--- TO DO ---
What is the number of lines holding the word "structured"? Give that number alone.

--- GIVEN RECORDS ---

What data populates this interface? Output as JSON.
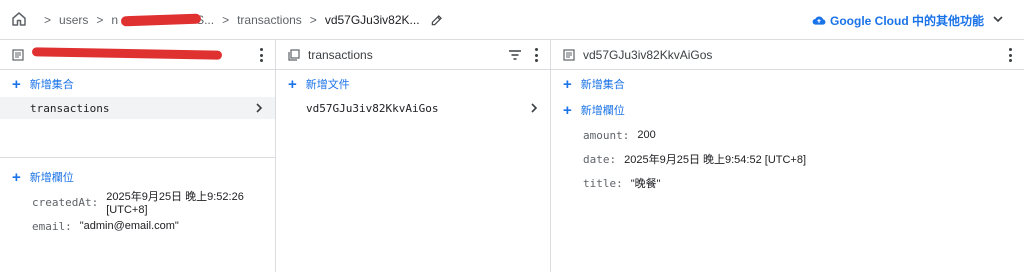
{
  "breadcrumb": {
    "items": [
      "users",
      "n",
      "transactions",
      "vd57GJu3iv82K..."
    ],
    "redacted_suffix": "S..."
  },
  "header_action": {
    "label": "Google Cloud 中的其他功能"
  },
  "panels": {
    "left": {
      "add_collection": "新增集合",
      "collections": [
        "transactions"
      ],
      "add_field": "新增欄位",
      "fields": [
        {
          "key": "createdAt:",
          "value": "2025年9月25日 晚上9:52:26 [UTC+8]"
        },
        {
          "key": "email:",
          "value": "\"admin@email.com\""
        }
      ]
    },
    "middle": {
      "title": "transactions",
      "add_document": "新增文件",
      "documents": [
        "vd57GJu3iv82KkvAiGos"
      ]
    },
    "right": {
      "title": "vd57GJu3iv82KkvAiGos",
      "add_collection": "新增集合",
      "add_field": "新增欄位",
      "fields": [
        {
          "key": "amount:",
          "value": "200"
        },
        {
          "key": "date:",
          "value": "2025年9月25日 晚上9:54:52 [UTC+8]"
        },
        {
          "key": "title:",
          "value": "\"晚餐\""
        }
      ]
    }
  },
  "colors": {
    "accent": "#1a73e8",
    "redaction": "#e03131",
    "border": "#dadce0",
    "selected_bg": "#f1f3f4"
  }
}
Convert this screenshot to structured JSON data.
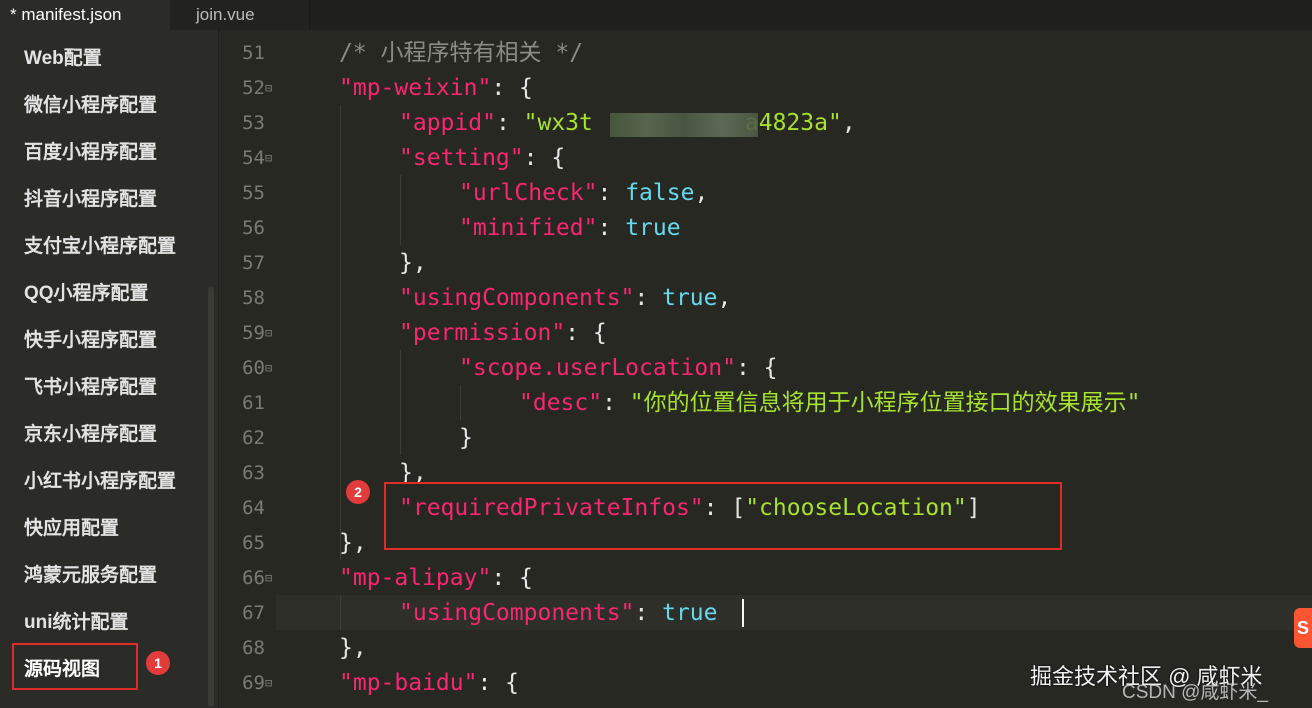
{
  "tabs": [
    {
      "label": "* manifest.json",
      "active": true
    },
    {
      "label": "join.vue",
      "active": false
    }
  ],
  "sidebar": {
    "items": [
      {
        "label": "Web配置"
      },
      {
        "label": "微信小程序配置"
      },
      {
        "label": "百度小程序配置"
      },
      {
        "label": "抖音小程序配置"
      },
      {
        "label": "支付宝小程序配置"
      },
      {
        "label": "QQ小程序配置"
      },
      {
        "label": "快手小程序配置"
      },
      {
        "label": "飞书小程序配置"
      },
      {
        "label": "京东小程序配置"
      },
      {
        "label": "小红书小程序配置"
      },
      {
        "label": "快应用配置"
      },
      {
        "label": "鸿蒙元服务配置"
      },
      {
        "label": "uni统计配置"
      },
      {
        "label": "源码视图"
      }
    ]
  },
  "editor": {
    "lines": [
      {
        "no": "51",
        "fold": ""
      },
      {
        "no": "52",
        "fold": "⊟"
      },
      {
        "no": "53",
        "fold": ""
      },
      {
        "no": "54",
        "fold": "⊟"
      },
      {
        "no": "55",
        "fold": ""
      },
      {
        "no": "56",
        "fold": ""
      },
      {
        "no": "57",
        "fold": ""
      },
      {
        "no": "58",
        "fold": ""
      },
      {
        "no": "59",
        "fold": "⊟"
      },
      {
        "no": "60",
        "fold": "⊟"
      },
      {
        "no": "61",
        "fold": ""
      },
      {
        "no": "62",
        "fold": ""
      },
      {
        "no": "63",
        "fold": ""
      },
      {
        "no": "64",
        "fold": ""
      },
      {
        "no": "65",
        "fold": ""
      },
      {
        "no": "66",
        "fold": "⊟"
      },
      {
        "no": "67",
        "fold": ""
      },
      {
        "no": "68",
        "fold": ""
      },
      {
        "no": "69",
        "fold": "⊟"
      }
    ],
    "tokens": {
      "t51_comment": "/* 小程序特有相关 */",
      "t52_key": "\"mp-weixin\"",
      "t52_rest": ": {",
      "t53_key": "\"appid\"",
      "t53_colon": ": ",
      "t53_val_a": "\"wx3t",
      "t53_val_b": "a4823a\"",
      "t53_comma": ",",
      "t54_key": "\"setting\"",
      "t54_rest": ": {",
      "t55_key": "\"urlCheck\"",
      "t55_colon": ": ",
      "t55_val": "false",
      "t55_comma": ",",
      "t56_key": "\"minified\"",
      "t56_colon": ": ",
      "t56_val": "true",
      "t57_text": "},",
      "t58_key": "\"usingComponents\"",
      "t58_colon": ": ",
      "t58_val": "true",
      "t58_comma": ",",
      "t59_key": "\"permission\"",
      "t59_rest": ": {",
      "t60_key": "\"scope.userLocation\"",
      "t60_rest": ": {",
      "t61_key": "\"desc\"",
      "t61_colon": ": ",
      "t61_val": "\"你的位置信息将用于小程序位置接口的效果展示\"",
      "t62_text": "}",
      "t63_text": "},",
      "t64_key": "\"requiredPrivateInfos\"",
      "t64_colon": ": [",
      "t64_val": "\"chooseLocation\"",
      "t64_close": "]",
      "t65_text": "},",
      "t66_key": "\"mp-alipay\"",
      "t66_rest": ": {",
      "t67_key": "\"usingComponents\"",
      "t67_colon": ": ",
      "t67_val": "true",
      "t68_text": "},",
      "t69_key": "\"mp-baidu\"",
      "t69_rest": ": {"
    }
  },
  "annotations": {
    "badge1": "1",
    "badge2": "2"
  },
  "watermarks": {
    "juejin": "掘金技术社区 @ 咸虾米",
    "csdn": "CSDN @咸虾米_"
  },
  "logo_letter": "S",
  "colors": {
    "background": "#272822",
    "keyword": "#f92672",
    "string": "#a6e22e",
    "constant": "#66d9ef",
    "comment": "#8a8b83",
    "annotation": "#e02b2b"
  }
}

---

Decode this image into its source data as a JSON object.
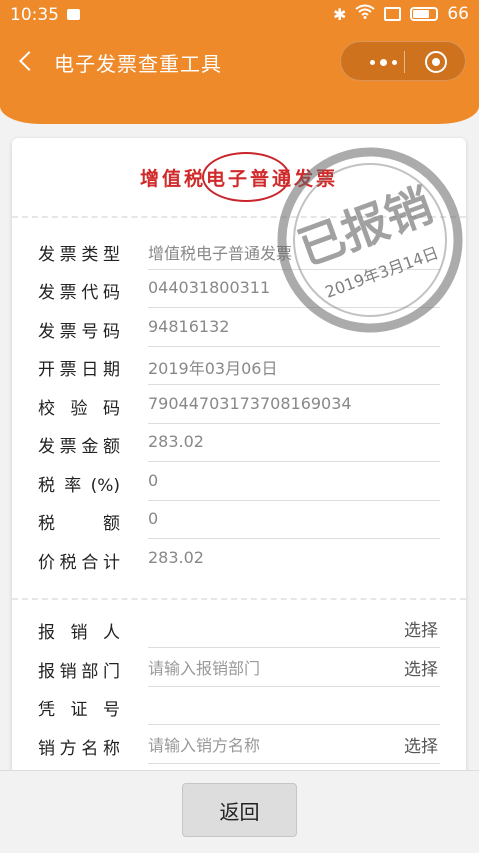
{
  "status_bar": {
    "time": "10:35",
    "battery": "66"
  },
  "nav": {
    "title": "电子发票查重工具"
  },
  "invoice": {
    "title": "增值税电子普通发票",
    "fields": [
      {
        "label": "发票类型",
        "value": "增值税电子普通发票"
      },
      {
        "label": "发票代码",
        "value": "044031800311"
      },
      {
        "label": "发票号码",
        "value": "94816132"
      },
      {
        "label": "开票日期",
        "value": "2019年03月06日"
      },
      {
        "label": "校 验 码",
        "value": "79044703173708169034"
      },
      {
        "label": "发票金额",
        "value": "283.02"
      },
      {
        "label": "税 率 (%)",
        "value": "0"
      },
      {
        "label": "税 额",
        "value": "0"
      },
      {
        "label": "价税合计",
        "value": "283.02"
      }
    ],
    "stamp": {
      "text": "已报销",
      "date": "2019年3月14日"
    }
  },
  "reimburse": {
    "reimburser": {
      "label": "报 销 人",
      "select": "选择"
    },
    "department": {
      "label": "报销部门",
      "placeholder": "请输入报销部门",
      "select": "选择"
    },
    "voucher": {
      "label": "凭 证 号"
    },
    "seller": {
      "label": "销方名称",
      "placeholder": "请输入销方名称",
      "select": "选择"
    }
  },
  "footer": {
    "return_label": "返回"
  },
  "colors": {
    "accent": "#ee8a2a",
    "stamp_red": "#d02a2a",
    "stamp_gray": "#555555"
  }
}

...

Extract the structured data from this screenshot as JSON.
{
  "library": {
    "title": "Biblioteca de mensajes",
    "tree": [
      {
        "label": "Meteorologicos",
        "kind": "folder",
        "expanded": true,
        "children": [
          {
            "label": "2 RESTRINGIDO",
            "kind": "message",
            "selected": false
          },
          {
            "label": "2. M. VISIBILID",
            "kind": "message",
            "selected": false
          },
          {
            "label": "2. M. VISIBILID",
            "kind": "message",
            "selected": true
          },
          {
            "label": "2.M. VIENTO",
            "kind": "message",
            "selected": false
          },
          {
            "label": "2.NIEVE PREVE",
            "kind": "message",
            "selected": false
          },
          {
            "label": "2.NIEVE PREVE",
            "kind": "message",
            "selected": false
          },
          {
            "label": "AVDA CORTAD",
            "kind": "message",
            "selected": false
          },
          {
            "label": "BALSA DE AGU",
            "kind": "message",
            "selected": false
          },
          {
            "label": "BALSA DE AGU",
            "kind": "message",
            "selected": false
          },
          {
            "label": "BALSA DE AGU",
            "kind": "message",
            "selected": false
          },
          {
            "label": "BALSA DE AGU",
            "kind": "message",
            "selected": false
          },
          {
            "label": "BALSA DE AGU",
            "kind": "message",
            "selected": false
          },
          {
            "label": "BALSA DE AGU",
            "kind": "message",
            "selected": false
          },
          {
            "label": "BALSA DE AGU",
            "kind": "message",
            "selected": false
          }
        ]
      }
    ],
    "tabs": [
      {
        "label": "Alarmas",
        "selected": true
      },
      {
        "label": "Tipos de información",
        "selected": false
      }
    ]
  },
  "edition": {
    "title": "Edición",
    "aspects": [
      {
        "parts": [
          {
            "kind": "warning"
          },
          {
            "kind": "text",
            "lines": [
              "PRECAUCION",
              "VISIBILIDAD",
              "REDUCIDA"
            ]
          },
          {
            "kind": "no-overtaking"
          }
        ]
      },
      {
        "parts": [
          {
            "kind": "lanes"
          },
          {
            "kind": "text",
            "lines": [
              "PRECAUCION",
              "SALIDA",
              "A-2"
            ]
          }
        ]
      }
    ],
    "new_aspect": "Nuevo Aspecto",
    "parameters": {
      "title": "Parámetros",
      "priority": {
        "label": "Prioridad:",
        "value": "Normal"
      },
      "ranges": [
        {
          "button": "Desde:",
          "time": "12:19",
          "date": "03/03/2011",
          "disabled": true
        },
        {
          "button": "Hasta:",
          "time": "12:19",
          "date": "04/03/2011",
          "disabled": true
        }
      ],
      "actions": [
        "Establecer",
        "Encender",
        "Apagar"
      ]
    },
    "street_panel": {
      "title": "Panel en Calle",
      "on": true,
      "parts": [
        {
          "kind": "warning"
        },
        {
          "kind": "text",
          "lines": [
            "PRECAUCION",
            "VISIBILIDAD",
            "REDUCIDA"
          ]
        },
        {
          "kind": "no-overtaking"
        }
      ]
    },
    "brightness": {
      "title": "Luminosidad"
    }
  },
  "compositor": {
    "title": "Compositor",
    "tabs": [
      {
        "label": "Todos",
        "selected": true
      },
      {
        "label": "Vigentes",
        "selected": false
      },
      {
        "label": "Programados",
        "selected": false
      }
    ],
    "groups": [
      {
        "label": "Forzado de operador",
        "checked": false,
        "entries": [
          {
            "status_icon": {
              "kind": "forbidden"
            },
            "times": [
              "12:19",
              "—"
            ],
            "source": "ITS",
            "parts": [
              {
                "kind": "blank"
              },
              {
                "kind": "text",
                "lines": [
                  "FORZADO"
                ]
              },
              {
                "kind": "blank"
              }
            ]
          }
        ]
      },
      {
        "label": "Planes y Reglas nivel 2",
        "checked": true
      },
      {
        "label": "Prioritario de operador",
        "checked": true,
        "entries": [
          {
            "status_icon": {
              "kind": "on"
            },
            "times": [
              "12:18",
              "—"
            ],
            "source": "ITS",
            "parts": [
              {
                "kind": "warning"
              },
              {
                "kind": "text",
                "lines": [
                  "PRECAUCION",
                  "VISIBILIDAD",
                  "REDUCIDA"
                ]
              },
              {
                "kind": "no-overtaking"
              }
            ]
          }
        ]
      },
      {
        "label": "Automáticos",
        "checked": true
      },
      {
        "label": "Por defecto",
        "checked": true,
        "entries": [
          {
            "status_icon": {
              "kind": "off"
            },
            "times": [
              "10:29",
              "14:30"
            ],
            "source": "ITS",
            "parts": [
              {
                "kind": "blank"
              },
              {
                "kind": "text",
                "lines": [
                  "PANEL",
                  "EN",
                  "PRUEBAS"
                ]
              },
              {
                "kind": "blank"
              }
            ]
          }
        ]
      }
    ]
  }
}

--- WRITTEN RESPONSE ---
2